=== GIVEN EXERCISE ===
Where a line contains the word "only", copy that line in full.

* BEGIN *

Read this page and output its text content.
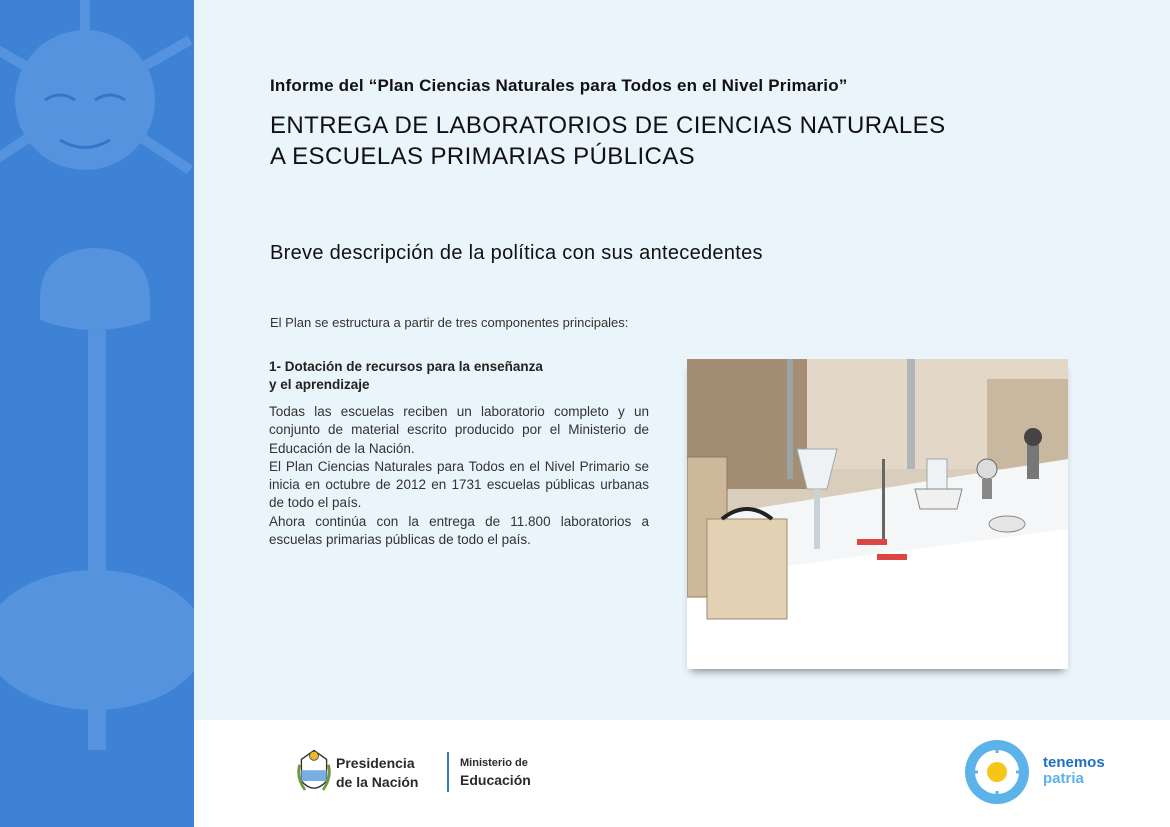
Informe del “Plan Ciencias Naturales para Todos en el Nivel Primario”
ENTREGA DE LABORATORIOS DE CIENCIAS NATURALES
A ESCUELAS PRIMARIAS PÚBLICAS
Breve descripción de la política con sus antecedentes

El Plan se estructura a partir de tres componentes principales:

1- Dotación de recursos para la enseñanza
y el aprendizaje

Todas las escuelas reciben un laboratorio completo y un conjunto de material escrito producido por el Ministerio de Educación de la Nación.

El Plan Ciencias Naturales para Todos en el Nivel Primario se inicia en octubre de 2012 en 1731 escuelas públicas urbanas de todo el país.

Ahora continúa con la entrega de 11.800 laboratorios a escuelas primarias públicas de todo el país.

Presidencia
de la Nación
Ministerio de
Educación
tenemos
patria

* END *
* BEGIN *

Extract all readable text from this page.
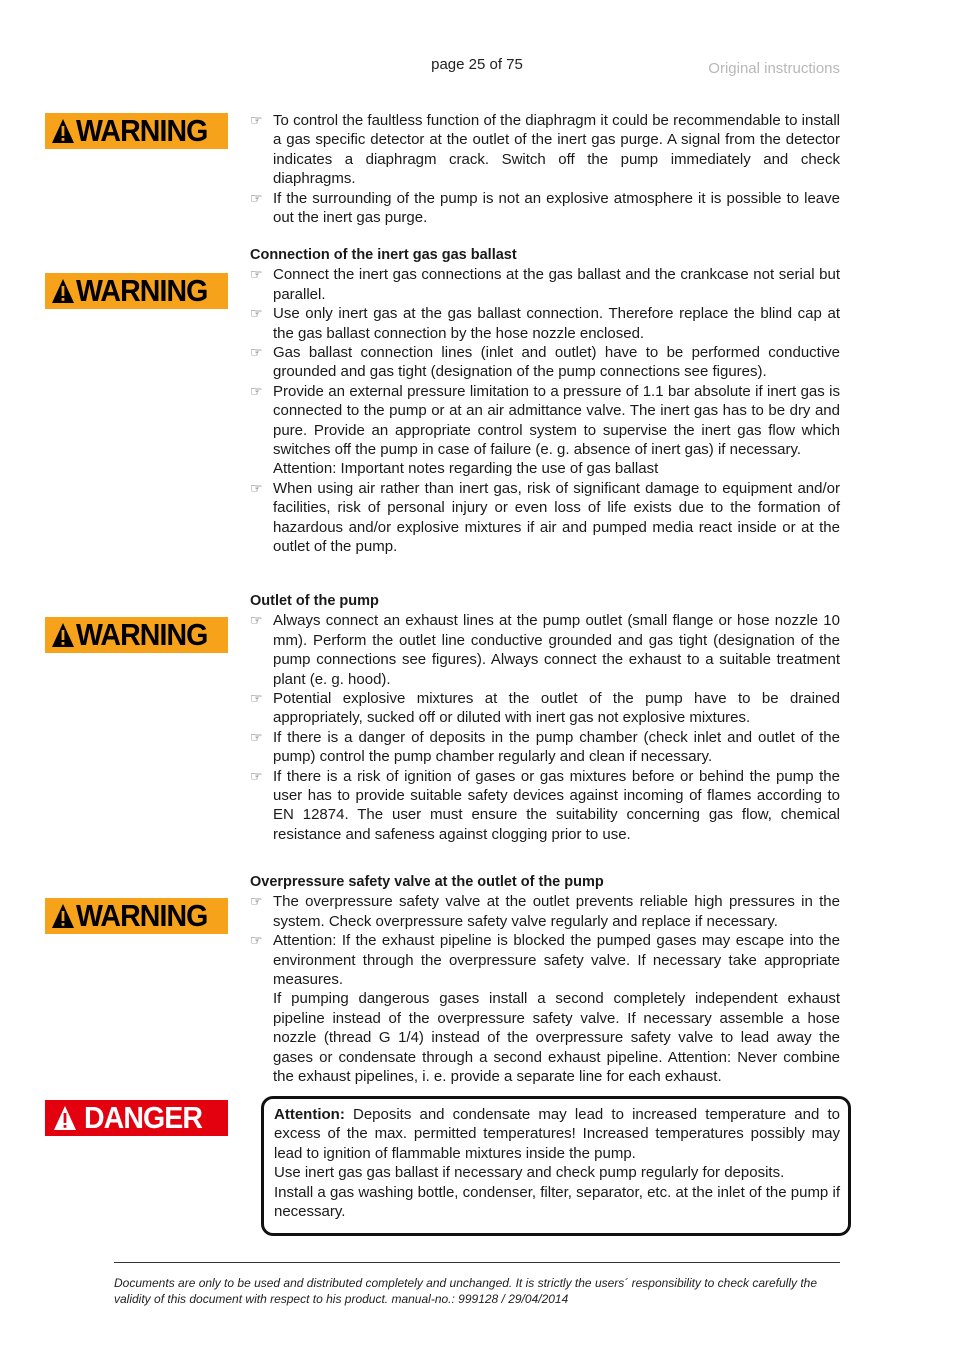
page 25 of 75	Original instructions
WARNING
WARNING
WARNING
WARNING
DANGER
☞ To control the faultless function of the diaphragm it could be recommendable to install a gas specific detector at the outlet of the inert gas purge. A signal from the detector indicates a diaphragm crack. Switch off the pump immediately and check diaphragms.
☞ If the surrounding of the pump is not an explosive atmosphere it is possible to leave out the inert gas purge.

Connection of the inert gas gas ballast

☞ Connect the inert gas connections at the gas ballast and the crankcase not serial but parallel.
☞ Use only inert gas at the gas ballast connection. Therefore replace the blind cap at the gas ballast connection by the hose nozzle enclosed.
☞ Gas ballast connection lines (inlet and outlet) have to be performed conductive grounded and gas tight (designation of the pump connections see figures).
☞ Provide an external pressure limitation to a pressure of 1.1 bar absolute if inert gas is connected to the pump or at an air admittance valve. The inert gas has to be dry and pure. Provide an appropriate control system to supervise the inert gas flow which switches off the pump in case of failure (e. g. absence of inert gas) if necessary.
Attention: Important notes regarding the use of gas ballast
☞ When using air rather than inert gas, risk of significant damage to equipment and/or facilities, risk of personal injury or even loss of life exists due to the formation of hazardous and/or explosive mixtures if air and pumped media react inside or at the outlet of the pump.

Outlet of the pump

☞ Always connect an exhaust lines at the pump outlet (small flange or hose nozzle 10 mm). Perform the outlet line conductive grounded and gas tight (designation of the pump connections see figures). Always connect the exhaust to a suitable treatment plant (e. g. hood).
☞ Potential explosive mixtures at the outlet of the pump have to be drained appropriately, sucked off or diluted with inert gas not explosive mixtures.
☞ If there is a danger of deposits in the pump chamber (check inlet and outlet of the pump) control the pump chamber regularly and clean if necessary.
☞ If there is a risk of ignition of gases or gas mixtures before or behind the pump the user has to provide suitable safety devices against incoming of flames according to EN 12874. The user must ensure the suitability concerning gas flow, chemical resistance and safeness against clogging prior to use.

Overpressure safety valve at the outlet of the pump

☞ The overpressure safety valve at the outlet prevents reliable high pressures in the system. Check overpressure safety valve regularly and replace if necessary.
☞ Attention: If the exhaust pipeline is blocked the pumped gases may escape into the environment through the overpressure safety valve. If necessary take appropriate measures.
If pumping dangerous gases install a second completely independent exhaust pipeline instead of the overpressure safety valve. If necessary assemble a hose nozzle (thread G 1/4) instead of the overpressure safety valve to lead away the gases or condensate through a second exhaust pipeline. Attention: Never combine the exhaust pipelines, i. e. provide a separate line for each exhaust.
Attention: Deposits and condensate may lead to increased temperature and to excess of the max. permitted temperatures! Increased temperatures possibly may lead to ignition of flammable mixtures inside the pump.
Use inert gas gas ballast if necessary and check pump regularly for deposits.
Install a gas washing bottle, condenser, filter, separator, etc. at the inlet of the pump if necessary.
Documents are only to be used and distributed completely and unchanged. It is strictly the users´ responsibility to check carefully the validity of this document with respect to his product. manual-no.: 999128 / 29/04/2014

* END *

=== ANSWER ===
☞ Use only inert gas at the gas ballast connection. Therefore replace the blind cap at the gas ballast connection by the hose nozzle enclosed.
Documents are only to be used and distributed completely and unchanged. It is strictly the users´ responsibility to check carefully the validity of this document with respect to his product. manual-no.: 999128 / 29/04/2014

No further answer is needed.